» Instruction
Take every line that has the string "JSON" and copy it out.

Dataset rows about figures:
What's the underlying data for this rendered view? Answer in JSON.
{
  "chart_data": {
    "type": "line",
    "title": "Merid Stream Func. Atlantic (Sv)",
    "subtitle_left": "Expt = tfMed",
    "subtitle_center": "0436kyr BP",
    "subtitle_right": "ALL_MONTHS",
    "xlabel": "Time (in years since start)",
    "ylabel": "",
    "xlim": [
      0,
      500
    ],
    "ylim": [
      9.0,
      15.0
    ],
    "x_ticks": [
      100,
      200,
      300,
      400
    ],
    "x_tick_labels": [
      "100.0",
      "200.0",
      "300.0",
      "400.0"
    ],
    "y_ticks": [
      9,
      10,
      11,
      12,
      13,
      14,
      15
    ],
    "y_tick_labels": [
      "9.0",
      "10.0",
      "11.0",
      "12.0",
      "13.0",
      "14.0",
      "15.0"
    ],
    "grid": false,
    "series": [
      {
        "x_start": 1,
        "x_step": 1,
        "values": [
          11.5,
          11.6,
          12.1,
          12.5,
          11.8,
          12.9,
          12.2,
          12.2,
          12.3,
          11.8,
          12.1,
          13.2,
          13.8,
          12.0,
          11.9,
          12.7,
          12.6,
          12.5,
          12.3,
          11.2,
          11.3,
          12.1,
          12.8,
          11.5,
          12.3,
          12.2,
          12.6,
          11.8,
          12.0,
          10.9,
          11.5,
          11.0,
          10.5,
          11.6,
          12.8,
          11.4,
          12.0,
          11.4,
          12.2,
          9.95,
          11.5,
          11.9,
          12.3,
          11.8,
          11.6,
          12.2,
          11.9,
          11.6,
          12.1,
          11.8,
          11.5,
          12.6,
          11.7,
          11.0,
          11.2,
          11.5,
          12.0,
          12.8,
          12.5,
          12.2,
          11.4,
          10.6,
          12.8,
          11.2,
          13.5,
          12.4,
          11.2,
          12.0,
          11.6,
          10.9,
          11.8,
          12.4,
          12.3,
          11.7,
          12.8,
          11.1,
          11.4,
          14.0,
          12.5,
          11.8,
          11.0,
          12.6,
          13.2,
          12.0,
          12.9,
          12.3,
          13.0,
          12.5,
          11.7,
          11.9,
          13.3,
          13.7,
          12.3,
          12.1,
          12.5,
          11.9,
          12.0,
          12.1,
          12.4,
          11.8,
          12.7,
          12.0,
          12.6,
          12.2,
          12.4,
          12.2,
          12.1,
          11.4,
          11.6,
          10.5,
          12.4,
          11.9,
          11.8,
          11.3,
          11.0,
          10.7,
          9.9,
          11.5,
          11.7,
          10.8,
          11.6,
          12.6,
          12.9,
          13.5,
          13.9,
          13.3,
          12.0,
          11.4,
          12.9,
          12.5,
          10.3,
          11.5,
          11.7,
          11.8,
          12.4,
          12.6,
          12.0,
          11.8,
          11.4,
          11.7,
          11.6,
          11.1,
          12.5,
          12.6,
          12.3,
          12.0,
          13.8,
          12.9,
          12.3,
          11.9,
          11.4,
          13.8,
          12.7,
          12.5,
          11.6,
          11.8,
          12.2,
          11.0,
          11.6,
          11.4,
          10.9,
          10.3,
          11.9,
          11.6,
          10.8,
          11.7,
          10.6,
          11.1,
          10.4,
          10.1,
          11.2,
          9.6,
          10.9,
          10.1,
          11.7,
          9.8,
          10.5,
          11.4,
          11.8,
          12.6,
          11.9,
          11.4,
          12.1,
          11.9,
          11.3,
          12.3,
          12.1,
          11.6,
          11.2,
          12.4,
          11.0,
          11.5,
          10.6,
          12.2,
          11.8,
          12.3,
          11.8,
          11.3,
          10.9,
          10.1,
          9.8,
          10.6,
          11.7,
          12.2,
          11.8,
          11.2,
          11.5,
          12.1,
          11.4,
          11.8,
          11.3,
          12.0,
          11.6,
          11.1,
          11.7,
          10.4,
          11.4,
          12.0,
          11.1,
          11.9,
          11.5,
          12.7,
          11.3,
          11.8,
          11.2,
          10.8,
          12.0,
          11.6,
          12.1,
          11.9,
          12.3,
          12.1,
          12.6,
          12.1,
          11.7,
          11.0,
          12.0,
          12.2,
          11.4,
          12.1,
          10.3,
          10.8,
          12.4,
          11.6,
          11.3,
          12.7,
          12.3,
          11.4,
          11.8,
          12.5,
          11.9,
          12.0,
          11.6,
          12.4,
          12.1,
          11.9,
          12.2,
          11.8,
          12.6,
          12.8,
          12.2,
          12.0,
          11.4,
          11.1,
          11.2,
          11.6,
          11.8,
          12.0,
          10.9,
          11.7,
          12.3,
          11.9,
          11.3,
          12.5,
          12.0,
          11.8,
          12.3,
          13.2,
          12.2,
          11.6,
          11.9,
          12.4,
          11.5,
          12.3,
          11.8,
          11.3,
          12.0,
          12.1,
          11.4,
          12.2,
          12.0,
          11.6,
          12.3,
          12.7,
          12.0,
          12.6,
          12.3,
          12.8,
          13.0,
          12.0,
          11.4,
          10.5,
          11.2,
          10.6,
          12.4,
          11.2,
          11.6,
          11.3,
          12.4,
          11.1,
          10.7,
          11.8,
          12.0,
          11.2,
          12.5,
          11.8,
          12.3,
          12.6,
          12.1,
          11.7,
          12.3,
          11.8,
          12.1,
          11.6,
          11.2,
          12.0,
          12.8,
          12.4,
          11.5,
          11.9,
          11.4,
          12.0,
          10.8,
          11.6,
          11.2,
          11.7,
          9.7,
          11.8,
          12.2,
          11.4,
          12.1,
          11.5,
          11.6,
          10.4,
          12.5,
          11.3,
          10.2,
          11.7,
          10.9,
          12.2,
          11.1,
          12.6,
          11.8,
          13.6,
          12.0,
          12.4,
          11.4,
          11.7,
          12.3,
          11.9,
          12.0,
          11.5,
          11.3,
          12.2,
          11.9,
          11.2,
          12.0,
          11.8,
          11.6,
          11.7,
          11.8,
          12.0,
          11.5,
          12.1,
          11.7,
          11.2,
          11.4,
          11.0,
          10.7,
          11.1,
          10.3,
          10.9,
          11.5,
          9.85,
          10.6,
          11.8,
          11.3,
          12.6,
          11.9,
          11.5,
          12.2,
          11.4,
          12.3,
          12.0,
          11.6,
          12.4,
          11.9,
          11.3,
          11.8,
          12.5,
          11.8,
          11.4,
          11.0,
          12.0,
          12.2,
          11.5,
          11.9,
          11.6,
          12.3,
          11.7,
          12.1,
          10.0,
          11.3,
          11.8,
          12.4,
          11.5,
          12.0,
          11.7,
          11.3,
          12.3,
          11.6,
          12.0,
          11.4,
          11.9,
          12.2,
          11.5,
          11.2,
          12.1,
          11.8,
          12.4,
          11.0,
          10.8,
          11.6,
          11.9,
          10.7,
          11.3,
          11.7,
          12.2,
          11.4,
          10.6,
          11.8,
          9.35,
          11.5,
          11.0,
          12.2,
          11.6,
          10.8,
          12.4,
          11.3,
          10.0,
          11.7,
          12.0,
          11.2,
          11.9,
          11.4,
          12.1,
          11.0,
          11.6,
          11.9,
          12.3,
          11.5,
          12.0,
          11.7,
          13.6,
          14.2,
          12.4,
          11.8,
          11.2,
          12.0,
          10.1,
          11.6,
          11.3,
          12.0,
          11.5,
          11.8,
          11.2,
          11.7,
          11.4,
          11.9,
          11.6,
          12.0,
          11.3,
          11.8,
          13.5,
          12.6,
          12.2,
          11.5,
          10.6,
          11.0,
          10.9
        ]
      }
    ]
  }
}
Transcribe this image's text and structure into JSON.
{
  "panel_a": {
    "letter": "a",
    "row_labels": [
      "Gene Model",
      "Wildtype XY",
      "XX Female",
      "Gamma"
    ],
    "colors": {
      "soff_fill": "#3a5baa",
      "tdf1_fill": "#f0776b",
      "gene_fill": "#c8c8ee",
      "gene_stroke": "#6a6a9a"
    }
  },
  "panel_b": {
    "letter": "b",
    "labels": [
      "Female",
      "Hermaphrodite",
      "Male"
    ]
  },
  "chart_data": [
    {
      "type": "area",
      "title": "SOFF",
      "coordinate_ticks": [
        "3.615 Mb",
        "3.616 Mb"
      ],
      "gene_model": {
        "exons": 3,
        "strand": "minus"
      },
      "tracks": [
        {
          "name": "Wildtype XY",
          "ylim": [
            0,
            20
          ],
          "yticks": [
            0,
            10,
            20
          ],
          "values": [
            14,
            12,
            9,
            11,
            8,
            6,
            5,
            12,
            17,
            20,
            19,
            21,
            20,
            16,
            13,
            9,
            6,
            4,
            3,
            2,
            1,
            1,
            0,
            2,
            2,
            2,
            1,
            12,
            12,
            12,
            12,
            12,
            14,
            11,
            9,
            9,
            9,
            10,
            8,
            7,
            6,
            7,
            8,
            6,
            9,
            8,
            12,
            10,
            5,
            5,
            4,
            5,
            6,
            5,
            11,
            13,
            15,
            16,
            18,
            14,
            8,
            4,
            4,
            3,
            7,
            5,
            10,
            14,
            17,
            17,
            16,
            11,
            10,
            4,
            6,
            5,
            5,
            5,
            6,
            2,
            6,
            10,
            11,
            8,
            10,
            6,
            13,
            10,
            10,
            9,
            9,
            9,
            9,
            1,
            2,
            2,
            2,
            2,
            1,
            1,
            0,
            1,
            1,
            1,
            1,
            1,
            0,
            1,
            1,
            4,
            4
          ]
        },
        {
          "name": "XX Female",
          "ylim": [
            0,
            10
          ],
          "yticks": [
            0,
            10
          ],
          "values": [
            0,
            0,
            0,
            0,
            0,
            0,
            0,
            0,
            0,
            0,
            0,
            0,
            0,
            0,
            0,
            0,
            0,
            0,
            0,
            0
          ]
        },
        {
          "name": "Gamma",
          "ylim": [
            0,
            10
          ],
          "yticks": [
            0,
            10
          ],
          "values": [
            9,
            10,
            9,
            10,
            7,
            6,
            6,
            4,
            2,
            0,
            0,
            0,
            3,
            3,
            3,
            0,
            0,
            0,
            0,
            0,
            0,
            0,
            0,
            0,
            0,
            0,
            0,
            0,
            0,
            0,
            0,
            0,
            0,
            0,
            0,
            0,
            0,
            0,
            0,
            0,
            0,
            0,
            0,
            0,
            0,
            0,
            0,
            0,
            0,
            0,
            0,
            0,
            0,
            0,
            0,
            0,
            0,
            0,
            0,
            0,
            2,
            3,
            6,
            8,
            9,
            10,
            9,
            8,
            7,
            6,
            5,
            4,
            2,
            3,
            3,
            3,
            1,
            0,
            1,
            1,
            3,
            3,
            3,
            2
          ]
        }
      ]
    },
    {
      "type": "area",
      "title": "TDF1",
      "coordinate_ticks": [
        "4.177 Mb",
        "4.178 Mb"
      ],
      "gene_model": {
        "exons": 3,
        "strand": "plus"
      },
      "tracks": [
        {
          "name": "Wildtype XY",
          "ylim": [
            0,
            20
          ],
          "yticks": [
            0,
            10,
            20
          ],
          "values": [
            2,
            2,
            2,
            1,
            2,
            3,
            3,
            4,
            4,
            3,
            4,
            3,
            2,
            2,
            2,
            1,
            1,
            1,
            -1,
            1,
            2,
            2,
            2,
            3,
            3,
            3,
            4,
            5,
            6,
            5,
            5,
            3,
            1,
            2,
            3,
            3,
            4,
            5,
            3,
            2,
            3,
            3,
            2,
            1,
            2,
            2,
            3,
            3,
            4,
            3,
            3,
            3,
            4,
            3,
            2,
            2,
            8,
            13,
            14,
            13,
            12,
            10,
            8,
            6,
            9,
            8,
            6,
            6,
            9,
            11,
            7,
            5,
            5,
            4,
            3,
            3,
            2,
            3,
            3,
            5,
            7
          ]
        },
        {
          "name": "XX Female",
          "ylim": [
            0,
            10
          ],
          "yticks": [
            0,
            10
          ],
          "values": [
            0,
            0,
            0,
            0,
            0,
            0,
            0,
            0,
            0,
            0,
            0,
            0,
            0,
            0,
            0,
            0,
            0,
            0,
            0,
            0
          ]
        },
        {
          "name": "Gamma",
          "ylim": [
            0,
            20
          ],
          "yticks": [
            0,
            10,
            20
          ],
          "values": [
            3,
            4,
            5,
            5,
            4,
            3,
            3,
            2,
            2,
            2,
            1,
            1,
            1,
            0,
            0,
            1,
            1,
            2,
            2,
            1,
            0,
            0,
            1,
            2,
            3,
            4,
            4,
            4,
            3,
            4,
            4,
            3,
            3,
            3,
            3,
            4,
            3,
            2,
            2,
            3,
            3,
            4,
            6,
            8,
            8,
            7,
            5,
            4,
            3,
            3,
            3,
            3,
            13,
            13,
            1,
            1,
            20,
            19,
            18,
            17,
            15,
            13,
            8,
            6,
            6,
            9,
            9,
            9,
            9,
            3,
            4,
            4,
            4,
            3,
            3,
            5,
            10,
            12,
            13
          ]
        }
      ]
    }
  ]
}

» Exercise answer
What's the underlying data for this rendered view? Answer in JSON.
Transcribe this image's text and structure into JSON.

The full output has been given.